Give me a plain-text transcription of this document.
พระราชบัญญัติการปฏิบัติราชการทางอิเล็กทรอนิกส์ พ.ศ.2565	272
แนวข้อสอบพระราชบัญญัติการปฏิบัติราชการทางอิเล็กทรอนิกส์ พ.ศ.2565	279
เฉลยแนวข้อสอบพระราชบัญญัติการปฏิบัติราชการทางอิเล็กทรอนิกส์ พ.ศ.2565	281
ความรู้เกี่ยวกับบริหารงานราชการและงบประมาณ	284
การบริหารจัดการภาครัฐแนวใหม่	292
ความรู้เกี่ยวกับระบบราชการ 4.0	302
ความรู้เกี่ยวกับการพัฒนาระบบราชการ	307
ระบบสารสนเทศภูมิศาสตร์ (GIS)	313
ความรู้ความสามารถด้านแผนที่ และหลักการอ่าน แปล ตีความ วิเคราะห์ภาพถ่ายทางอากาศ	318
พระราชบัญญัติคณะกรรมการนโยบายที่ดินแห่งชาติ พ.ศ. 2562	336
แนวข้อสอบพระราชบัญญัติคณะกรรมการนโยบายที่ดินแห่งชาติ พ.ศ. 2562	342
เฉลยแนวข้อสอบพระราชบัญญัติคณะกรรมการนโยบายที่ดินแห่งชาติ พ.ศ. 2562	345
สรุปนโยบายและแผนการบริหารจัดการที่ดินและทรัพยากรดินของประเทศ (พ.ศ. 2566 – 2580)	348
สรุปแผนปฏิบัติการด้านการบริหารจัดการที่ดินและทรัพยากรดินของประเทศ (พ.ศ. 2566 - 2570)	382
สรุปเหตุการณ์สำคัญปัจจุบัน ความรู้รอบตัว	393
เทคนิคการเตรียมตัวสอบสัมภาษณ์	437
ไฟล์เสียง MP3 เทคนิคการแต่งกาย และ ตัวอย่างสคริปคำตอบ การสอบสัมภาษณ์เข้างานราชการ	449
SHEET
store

What you are asked to do.
The answer must consist solely of the number of lines in the entries that contain the word "คณะกรรมการนโยบายท".

Correct response.
3